> **Task description**: Reproduce all records exactly.

> **Working data**:
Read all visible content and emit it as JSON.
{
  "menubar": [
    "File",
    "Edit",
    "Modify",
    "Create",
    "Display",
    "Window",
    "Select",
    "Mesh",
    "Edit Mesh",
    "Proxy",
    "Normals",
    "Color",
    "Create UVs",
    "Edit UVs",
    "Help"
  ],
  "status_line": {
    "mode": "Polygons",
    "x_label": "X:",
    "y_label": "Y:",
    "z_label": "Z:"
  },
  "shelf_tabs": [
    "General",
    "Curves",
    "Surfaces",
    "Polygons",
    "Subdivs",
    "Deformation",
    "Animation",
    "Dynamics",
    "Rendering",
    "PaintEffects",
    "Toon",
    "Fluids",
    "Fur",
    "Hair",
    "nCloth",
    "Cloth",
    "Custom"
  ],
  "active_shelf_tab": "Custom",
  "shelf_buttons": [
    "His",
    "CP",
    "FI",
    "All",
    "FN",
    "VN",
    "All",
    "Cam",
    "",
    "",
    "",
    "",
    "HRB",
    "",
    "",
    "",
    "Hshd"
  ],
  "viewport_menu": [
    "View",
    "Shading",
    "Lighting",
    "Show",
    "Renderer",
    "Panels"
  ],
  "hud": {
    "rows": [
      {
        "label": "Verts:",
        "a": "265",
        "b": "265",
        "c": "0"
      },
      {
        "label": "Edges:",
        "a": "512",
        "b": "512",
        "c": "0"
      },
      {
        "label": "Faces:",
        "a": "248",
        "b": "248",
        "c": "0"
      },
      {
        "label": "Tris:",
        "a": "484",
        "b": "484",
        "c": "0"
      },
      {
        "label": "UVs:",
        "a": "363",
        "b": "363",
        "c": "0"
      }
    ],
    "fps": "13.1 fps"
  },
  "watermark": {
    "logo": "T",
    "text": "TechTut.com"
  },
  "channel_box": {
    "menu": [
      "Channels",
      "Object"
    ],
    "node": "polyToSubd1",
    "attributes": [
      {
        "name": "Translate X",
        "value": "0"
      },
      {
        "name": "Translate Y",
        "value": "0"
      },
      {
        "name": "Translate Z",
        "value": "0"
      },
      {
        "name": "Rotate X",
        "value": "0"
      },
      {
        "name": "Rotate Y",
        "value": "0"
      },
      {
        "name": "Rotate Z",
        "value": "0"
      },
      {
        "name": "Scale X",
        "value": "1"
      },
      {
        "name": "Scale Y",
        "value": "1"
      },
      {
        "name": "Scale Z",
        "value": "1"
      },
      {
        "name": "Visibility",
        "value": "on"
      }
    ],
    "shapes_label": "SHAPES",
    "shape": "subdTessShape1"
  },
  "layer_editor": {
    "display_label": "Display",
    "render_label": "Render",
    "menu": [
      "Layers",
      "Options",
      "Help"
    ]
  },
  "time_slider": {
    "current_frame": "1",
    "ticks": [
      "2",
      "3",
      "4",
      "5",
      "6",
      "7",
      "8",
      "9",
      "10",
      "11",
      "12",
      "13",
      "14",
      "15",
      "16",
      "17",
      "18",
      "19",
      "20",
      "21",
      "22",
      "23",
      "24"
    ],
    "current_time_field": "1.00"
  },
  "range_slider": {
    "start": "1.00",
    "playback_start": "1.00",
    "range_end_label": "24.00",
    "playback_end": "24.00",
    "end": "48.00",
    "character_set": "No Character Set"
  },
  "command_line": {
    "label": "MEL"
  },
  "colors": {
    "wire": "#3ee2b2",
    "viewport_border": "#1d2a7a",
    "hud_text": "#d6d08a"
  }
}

> **Result for this task**:
Read all visible content and emit it as JSON.
{
  "menubar": [
    "File",
    "Edit",
    "Modify",
    "Create",
    "Display",
    "Window",
    "Select",
    "Mesh",
    "Edit Mesh",
    "Proxy",
    "Normals",
    "Color",
    "Create UVs",
    "Edit UVs",
    "Help"
  ],
  "status_line": {
    "mode": "Polygons",
    "x_label": "X:",
    "y_label": "Y:",
    "z_label": "Z:"
  },
  "shelf_tabs": [
    "General",
    "Curves",
    "Surfaces",
    "Polygons",
    "Subdivs",
    "Deformation",
    "Animation",
    "Dynamics",
    "Rendering",
    "PaintEffects",
    "Toon",
    "Fluids",
    "Fur",
    "Hair",
    "nCloth",
    "Cloth",
    "Custom"
  ],
  "active_shelf_tab": "Custom",
  "shelf_buttons": [
    "His",
    "CP",
    "FI",
    "All",
    "FN",
    "VN",
    "All",
    "Cam",
    "",
    "",
    "",
    "",
    "HRB",
    "",
    "",
    "",
    "Hshd"
  ],
  "viewport_menu": [
    "View",
    "Shading",
    "Lighting",
    "Show",
    "Renderer",
    "Panels"
  ],
  "hud": {
    "rows": [
      {
        "label": "Verts:",
        "a": "265",
        "b": "265",
        "c": "0"
      },
      {
        "label": "Edges:",
        "a": "512",
        "b": "512",
        "c": "0"
      },
      {
        "label": "Faces:",
        "a": "248",
        "b": "248",
        "c": "0"
      },
      {
        "label": "Tris:",
        "a": "484",
        "b": "484",
        "c": "0"
      },
      {
        "label": "UVs:",
        "a": "363",
        "b": "363",
        "c": "0"
      }
    ],
    "fps": "13.1 fps"
  },
  "watermark": {
    "logo": "T",
    "text": "TechTut.com"
  },
  "channel_box": {
    "menu": [
      "Channels",
      "Object"
    ],
    "node": "polyToSubd1",
    "attributes": [
      {
        "name": "Translate X",
        "value": "0"
      },
      {
        "name": "Translate Y",
        "value": "0"
      },
      {
        "name": "Translate Z",
        "value": "0"
      },
      {
        "name": "Rotate X",
        "value": "0"
      },
      {
        "name": "Rotate Y",
        "value": "0"
      },
      {
        "name": "Rotate Z",
        "value": "0"
      },
      {
        "name": "Scale X",
        "value": "1"
      },
      {
        "name": "Scale Y",
        "value": "1"
      },
      {
        "name": "Scale Z",
        "value": "1"
      },
      {
        "name": "Visibility",
        "value": "on"
      }
    ],
    "shapes_label": "SHAPES",
    "shape": "subdTessShape1"
  },
  "layer_editor": {
    "display_label": "Display",
    "render_label": "Render",
    "menu": [
      "Layers",
      "Options",
      "Help"
    ]
  },
  "time_slider": {
    "current_frame": "1",
    "ticks": [
      "2",
      "3",
      "4",
      "5",
      "6",
      "7",
      "8",
      "9",
      "10",
      "11",
      "12",
      "13",
      "14",
      "15",
      "16",
      "17",
      "18",
      "19",
      "20",
      "21",
      "22",
      "23",
      "24"
    ],
    "current_time_field": "1.00"
  },
  "range_slider": {
    "start": "1.00",
    "playback_start": "1.00",
    "range_end_label": "24.00",
    "playback_end": "24.00",
    "end": "48.00",
    "character_set": "No Character Set"
  },
  "command_line": {
    "label": "MEL"
  },
  "colors": {
    "wire": "#3ee2b2",
    "viewport_border": "#1d2a7a",
    "hud_text": "#d6d08a"
  }
}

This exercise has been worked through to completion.